◆ **Short task**: For each line below that contains the string "Functii", copy that line.

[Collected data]
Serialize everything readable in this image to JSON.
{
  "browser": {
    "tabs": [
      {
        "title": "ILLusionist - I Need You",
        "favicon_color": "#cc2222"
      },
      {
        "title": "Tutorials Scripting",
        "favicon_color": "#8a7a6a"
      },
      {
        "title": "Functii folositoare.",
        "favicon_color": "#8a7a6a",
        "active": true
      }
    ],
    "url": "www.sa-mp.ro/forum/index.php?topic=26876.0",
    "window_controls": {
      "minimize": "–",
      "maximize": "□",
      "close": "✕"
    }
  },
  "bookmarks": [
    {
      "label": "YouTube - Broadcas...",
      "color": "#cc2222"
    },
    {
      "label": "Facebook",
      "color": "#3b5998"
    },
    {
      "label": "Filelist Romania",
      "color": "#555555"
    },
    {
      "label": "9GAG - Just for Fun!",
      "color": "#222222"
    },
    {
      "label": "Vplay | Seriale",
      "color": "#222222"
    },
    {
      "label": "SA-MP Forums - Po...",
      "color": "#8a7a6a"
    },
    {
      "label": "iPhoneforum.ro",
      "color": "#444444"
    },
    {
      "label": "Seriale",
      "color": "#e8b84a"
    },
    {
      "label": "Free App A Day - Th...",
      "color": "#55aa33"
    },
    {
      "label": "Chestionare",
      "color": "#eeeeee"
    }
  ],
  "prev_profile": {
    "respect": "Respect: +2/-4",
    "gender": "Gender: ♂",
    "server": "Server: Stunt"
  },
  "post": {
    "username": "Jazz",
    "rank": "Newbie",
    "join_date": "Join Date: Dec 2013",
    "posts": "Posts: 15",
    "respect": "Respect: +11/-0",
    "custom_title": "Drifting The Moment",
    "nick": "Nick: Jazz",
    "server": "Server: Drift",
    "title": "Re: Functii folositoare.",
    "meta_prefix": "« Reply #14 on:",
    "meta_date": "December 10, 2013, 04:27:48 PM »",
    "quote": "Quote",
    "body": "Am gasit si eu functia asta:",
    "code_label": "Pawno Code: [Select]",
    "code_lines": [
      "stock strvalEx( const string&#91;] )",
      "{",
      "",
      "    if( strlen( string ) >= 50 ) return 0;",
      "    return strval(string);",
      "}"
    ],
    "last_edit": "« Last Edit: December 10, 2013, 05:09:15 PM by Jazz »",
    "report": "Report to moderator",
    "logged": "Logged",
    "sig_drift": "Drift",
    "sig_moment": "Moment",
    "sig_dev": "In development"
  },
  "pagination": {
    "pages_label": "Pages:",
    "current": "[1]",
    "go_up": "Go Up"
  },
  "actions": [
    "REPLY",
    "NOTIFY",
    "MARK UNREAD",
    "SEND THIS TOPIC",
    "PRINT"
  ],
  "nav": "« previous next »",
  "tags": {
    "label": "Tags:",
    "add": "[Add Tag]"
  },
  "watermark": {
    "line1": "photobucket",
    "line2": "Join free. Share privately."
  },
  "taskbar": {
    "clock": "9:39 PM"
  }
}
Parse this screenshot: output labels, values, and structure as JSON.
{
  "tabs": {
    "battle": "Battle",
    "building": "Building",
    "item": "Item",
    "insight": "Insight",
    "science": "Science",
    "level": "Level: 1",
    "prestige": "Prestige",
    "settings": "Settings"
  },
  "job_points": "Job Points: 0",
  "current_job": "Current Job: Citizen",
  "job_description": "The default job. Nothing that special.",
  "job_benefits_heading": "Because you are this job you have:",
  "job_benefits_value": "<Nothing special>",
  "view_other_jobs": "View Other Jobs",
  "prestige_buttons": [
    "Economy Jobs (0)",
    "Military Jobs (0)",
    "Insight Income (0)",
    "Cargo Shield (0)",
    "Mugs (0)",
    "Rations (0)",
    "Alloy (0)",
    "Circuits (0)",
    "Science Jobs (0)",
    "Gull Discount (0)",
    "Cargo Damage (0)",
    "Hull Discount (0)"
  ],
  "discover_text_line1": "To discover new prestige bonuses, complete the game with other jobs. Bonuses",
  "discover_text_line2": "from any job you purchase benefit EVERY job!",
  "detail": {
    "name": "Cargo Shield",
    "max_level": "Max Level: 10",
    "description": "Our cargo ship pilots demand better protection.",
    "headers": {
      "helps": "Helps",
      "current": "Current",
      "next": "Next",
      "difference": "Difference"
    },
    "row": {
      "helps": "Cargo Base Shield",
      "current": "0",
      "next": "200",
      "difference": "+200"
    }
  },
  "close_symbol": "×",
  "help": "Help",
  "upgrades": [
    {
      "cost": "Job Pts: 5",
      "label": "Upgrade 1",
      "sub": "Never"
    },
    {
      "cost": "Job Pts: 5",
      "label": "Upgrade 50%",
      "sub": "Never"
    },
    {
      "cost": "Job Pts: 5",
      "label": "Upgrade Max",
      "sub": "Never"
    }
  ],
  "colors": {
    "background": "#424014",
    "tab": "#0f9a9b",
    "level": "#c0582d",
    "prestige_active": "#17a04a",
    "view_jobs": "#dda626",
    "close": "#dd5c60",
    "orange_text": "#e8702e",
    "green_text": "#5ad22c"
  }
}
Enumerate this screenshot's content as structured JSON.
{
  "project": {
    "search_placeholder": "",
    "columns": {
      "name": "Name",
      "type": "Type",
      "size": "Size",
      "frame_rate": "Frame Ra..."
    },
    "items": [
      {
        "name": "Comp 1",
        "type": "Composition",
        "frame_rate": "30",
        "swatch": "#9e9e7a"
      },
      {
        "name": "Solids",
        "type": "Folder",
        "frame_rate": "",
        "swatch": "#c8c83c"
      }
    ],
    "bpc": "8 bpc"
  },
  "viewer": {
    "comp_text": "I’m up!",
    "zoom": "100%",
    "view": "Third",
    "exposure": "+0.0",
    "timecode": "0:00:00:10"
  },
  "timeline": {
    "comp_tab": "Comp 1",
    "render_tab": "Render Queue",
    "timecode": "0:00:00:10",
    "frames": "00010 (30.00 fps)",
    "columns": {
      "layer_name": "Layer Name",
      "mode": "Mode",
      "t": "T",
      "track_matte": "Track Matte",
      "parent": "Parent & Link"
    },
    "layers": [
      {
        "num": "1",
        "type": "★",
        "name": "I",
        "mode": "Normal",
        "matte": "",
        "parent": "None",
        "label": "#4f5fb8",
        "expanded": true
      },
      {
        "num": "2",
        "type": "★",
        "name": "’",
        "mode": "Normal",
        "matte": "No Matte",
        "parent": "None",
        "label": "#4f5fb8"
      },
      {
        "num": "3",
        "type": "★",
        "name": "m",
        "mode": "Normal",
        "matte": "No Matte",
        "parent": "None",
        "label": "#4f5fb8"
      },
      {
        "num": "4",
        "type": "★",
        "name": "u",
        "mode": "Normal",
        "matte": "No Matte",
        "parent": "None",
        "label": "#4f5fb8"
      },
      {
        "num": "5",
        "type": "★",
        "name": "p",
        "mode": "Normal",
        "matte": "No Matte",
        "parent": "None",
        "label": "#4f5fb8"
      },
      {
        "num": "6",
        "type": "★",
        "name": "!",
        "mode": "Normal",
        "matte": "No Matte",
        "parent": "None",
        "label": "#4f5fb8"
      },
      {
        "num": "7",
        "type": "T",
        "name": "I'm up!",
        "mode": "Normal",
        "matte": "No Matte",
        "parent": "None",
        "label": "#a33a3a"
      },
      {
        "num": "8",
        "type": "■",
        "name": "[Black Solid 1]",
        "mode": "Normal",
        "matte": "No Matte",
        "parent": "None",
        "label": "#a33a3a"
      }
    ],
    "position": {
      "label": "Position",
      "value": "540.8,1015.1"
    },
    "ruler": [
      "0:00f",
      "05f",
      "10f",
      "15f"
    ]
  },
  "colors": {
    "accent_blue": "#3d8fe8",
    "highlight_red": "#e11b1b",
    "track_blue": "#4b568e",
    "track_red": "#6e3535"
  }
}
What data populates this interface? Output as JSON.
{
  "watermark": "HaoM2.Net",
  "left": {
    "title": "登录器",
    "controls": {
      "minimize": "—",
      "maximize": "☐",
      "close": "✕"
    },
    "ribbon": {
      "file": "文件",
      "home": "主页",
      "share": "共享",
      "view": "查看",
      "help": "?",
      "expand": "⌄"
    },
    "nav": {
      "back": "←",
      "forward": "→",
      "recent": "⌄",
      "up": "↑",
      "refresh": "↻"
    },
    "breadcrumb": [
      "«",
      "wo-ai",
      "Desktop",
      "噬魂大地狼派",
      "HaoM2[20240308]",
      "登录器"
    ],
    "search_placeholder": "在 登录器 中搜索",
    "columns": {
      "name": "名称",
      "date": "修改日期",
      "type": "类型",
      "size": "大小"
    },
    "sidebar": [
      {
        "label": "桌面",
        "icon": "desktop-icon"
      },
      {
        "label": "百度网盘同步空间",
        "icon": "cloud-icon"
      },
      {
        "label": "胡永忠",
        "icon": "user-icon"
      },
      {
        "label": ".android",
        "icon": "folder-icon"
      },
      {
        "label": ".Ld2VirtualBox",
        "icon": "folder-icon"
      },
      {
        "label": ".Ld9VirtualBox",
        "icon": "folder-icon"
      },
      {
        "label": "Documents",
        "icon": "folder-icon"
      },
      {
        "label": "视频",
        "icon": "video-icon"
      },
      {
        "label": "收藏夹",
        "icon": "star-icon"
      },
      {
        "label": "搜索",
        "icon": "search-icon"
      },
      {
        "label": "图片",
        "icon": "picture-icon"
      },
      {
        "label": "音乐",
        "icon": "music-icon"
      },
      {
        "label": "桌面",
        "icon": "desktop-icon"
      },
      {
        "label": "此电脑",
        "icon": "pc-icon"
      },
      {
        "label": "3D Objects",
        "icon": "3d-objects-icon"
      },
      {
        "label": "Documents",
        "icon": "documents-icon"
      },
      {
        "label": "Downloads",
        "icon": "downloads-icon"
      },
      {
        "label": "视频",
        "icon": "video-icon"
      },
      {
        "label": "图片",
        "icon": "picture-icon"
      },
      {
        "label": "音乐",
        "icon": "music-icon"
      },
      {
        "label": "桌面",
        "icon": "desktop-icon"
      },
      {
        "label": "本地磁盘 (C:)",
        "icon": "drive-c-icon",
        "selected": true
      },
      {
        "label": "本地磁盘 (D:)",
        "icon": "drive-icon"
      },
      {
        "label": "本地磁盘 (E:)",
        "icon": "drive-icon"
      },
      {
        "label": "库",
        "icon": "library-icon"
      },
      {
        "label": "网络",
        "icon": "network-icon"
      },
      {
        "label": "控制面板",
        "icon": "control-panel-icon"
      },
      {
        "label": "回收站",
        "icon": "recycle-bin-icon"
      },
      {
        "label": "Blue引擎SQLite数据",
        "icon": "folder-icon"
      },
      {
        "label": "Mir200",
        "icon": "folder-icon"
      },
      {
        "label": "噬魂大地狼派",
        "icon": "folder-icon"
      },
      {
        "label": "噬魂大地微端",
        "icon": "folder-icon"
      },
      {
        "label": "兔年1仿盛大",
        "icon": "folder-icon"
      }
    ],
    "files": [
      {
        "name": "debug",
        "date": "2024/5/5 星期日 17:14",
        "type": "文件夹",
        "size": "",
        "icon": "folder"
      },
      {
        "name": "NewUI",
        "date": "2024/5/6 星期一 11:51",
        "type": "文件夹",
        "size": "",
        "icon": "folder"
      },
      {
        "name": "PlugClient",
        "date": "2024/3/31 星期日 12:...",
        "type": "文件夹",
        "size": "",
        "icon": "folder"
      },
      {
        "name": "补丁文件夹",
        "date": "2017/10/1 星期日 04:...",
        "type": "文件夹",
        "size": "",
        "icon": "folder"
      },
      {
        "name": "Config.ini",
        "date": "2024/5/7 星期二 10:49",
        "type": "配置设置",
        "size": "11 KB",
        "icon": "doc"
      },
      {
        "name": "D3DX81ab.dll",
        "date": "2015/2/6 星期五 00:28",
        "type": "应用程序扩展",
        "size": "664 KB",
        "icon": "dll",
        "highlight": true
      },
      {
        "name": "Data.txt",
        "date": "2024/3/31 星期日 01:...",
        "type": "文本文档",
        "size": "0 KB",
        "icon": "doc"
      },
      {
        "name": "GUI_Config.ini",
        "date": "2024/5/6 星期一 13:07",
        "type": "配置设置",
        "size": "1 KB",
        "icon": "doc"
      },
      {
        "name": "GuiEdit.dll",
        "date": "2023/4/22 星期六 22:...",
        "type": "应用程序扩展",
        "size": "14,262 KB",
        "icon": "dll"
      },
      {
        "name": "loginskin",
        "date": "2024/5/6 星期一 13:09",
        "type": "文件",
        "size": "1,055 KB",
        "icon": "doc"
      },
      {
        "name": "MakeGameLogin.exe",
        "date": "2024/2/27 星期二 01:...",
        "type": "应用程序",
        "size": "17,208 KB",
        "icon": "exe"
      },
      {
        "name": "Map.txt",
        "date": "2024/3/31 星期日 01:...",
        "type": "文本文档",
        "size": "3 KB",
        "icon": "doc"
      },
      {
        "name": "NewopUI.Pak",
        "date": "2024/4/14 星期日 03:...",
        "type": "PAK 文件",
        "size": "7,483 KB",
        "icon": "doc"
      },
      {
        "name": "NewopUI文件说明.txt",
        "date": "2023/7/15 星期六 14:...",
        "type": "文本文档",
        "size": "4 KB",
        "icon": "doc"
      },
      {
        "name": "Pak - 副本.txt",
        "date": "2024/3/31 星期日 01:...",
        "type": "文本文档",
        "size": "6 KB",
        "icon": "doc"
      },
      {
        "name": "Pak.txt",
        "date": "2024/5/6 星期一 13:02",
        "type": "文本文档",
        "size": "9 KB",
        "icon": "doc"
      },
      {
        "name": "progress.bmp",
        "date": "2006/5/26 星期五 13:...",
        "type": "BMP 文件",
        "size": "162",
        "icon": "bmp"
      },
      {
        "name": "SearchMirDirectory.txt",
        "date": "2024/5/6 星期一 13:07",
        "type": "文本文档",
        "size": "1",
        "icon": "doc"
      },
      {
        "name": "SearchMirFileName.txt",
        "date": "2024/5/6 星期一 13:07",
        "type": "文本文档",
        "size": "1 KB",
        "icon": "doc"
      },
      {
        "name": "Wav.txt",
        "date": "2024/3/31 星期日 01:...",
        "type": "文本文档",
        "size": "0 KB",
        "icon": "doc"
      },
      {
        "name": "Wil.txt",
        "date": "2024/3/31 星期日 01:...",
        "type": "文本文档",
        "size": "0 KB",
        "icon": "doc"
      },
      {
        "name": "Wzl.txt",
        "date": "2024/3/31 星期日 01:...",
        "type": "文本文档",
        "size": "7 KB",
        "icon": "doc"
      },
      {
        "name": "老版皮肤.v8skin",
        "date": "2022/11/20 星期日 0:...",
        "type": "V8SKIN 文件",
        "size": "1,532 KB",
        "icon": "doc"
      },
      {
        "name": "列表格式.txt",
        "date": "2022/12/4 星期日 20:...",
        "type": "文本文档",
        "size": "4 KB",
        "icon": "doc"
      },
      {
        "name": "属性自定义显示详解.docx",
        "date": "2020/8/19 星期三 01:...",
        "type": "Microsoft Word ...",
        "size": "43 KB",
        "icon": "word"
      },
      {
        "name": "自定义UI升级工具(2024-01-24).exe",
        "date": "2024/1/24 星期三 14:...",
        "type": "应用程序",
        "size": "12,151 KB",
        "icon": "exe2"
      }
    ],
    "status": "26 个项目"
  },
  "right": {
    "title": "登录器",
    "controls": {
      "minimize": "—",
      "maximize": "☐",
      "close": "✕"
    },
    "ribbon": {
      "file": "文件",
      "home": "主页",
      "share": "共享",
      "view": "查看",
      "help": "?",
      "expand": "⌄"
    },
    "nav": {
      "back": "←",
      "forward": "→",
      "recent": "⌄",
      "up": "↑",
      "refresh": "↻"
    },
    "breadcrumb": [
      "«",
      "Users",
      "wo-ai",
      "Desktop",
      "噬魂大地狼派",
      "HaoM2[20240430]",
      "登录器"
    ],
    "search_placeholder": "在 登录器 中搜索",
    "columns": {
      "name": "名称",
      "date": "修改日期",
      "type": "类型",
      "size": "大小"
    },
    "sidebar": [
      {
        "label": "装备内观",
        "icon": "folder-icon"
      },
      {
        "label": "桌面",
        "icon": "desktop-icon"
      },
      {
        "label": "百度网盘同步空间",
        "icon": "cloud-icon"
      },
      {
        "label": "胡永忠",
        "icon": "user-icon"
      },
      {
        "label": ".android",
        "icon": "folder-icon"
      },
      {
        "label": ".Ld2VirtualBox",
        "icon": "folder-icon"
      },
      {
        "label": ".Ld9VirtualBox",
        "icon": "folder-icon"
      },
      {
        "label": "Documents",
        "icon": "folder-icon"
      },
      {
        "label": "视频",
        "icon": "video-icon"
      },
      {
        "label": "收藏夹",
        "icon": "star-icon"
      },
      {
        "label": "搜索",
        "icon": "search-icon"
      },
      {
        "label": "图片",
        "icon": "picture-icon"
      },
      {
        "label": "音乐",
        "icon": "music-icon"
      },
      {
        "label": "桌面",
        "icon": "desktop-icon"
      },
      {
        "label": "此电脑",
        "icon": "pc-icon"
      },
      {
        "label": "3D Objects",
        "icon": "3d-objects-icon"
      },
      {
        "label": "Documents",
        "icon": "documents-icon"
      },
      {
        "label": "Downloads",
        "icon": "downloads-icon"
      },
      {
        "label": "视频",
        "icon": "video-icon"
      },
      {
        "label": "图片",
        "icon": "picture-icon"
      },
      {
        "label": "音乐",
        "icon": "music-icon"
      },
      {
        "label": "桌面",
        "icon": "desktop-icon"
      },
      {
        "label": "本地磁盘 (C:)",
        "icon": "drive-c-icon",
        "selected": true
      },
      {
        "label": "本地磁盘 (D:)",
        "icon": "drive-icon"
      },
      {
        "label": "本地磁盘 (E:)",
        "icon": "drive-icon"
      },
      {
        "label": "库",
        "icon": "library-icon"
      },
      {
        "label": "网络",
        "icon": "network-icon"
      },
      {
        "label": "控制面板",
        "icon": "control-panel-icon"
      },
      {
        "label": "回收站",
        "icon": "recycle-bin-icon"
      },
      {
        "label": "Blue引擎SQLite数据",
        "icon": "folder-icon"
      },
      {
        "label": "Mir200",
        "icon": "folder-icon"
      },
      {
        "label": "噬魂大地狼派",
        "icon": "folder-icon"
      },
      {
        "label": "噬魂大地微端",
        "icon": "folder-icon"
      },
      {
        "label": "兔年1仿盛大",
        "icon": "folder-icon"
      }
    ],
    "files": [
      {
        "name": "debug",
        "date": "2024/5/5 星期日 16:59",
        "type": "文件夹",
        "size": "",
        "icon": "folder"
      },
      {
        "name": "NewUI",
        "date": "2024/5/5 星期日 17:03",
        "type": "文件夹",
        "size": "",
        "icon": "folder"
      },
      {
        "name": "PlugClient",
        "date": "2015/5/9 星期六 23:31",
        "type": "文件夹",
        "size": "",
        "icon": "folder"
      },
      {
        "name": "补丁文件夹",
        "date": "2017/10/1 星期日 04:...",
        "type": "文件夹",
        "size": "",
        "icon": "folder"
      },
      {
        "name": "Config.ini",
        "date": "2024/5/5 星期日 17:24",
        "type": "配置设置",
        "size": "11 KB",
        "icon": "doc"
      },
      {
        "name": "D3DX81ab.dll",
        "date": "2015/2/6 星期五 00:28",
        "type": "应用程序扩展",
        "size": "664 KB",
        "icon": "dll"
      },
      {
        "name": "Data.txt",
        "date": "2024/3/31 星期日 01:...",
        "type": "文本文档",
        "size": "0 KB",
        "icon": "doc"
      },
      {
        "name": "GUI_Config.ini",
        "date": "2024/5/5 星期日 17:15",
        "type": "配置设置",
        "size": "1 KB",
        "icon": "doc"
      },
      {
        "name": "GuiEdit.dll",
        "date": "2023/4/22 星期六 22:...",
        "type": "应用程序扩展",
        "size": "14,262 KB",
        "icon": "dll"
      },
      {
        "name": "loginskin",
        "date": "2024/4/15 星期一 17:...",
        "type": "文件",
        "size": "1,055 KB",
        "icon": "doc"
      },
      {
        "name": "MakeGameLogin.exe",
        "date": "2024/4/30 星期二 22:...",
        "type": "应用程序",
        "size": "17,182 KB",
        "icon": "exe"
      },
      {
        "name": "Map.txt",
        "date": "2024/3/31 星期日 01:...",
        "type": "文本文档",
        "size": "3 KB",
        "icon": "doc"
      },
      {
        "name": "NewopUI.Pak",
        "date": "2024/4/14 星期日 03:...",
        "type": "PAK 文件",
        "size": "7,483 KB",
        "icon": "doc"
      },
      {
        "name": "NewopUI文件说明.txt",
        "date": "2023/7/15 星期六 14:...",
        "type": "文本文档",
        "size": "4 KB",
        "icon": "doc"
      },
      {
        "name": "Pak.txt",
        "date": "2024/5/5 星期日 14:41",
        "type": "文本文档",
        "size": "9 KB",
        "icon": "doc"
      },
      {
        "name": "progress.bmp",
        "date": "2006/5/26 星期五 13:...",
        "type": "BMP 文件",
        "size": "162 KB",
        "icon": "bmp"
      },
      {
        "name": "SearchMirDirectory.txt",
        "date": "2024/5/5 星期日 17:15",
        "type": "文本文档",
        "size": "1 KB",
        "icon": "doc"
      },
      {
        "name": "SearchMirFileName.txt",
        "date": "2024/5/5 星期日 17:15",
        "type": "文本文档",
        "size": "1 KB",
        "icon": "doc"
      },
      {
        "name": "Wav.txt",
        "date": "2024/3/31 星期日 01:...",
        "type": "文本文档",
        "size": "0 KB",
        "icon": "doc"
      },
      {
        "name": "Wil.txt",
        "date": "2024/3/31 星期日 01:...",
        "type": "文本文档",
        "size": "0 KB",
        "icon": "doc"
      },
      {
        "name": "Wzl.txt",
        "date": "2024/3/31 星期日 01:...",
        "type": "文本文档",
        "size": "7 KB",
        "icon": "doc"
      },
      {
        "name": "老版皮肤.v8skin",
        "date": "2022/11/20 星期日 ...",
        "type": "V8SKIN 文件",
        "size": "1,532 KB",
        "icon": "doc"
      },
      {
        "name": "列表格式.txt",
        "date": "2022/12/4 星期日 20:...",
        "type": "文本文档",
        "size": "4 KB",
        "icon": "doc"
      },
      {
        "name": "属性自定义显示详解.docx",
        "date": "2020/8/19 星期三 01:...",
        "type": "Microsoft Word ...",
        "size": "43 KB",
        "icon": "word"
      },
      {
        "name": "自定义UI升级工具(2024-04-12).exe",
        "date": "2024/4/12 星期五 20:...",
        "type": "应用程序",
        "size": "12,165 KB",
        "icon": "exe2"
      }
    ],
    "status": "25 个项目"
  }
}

◆ **Response below**:
        "title": "Functii folositoare.",
    "title": "Re: Functii folositoare.",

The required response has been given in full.